▶ [PROBLEM DESCRIPTION]
Search the data below for the word "output" and copy each line that holds it.

▶ [EXERCISE INPUT]
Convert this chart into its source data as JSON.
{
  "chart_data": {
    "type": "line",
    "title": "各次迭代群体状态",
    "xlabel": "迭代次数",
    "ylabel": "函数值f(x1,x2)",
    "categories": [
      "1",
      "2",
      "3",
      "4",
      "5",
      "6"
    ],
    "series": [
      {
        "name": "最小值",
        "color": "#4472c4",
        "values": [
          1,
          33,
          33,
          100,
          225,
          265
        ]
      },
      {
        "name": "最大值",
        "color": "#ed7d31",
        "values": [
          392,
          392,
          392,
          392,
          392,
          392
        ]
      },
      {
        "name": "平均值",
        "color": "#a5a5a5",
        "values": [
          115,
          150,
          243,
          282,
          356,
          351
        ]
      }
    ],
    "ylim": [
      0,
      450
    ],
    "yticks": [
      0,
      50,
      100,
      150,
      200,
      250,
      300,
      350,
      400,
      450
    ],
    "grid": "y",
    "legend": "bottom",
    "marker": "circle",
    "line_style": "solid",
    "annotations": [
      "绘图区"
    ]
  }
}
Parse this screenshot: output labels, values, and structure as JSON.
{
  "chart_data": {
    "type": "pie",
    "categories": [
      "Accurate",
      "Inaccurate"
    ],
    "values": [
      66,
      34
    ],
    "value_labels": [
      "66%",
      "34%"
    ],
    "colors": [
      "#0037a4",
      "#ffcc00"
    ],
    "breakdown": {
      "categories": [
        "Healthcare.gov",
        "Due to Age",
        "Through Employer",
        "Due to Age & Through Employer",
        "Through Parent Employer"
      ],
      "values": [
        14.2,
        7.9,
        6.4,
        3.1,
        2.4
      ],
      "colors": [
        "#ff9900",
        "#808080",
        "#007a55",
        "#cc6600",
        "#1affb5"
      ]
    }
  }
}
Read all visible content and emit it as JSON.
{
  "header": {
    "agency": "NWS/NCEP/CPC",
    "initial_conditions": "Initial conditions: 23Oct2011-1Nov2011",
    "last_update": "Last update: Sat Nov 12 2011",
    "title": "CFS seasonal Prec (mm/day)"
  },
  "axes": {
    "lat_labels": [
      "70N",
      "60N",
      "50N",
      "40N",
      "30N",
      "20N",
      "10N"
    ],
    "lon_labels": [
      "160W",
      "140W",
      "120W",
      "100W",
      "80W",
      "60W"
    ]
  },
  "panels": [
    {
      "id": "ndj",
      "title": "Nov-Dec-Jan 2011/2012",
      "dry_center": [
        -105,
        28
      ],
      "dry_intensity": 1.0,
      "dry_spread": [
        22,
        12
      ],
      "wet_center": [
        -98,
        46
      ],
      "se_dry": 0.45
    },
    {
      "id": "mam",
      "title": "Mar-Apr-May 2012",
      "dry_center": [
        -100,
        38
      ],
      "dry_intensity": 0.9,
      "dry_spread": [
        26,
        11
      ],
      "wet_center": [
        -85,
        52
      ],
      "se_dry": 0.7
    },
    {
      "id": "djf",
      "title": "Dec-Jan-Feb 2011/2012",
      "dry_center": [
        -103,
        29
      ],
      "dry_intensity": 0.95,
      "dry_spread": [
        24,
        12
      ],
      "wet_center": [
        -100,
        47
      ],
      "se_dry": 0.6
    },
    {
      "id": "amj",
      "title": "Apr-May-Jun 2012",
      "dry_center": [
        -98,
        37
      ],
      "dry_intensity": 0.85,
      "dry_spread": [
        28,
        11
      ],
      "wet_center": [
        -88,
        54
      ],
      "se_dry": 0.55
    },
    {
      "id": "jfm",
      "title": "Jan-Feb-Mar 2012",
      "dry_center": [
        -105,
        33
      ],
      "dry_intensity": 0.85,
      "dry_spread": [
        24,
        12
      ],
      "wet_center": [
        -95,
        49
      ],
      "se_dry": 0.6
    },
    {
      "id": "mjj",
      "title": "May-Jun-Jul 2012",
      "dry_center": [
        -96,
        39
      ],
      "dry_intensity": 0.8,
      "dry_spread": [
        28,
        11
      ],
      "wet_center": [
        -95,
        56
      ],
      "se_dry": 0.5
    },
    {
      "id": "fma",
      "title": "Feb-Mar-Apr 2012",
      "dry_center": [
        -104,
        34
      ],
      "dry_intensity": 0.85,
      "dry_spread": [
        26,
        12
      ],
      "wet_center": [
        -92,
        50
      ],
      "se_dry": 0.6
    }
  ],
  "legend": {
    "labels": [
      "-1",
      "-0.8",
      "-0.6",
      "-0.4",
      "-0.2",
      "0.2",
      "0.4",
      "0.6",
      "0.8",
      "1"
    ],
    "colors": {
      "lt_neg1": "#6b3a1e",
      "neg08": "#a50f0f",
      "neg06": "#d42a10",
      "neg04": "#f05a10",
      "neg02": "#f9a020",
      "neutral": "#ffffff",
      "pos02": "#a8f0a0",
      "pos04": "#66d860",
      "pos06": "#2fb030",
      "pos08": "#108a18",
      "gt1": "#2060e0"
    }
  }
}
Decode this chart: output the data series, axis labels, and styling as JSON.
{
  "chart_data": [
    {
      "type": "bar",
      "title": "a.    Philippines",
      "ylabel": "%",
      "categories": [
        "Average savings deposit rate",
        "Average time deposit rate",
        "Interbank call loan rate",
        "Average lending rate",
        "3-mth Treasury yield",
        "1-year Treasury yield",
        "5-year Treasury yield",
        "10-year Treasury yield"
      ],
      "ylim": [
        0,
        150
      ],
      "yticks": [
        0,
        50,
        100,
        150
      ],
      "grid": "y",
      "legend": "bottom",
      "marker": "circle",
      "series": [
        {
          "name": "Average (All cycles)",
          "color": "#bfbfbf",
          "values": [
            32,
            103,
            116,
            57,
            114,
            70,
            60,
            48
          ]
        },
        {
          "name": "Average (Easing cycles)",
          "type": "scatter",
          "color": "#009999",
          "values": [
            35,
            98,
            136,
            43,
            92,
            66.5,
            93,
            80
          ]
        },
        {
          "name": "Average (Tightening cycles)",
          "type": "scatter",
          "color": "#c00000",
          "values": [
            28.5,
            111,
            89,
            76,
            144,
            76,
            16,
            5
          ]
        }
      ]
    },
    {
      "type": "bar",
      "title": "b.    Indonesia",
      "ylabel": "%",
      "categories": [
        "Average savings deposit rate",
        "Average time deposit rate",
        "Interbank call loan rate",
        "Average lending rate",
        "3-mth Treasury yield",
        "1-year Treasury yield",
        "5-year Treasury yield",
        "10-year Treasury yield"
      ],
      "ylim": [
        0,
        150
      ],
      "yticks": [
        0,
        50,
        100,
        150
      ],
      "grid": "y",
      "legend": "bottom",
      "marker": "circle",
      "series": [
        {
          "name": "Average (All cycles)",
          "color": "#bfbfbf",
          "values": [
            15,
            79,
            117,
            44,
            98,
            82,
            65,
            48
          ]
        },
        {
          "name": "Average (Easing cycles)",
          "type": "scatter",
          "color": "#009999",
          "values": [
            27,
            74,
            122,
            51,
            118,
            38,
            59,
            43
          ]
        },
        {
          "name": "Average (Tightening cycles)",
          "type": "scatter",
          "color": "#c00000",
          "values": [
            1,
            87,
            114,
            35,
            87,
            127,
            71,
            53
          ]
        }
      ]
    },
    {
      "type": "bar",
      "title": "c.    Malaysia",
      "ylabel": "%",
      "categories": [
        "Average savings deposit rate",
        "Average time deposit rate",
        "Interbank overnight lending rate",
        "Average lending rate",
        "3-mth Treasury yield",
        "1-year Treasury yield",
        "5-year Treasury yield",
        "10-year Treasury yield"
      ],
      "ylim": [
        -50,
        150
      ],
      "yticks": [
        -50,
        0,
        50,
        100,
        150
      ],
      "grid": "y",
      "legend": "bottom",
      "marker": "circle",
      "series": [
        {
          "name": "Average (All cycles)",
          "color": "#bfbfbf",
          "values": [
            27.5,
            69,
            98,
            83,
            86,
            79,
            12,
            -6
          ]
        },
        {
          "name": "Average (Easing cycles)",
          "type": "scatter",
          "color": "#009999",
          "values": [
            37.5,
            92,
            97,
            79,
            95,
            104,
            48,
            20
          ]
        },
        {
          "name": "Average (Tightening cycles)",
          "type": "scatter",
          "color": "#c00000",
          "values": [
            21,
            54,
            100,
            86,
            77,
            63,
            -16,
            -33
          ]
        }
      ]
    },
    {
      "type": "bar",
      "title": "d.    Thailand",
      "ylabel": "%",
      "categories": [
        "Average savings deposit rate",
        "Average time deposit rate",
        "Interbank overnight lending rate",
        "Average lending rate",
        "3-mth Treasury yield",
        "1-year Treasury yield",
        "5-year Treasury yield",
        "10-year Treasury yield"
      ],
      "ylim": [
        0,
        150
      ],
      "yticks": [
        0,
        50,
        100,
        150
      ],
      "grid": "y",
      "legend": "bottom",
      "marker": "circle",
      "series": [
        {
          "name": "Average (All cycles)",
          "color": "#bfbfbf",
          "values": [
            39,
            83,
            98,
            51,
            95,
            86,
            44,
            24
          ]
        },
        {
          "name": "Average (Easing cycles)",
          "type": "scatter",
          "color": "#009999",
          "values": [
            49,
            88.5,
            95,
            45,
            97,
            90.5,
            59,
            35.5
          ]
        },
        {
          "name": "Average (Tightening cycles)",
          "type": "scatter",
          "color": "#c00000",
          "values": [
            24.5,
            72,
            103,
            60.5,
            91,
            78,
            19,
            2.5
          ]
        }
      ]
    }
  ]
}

▶ [WRITTEN ANSWER]
Parse this screenshot: output labels, values, and structure as JSON.
Decode this chart: output the data series, axis labels, and styling as JSON.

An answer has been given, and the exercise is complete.